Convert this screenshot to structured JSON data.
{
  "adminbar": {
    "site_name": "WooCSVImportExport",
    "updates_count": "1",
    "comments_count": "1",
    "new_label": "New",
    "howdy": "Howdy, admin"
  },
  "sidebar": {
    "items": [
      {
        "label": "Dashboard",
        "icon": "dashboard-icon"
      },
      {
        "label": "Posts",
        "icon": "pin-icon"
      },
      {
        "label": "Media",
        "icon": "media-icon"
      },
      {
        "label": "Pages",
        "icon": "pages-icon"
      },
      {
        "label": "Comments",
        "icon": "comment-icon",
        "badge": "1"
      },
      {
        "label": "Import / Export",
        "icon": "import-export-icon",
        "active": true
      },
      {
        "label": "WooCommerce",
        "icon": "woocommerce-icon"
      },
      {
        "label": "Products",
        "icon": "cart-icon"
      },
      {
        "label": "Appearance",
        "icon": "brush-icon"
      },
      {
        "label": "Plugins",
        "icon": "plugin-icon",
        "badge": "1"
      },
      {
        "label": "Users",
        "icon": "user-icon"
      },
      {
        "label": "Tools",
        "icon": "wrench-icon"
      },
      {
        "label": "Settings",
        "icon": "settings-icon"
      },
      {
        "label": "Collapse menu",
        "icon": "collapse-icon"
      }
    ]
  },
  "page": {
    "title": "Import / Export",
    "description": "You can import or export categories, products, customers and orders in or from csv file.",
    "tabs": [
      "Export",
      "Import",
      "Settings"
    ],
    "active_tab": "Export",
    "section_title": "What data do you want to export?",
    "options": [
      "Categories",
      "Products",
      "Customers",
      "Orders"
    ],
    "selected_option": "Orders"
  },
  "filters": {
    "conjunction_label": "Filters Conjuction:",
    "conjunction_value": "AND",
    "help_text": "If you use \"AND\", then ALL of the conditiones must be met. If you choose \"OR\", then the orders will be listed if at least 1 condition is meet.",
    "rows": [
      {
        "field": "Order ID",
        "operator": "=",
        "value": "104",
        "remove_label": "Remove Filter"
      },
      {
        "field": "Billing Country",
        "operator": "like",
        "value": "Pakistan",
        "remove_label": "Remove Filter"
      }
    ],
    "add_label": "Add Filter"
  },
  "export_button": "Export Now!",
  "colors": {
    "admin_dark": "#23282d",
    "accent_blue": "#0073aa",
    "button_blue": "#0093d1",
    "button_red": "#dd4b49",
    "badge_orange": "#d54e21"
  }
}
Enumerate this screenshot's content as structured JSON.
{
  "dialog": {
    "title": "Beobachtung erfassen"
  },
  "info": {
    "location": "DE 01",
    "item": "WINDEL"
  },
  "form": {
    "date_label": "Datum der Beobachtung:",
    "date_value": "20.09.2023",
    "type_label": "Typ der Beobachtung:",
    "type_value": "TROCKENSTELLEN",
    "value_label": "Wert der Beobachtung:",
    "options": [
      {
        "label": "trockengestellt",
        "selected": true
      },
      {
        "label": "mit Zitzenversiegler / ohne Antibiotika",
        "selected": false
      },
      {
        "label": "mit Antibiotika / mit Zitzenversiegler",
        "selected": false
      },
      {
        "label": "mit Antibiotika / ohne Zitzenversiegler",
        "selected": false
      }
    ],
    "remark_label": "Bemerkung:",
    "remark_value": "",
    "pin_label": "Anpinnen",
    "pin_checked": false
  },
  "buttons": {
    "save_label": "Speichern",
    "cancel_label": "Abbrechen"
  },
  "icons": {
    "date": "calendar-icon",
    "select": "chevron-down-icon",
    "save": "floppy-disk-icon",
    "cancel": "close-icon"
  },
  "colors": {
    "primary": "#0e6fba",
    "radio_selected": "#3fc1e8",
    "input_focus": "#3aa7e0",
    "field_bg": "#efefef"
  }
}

-------

- [Your objective] Lines that include the word "ohne" — how many are there in the data? Answer with the number alone.

- [Worked solution] 2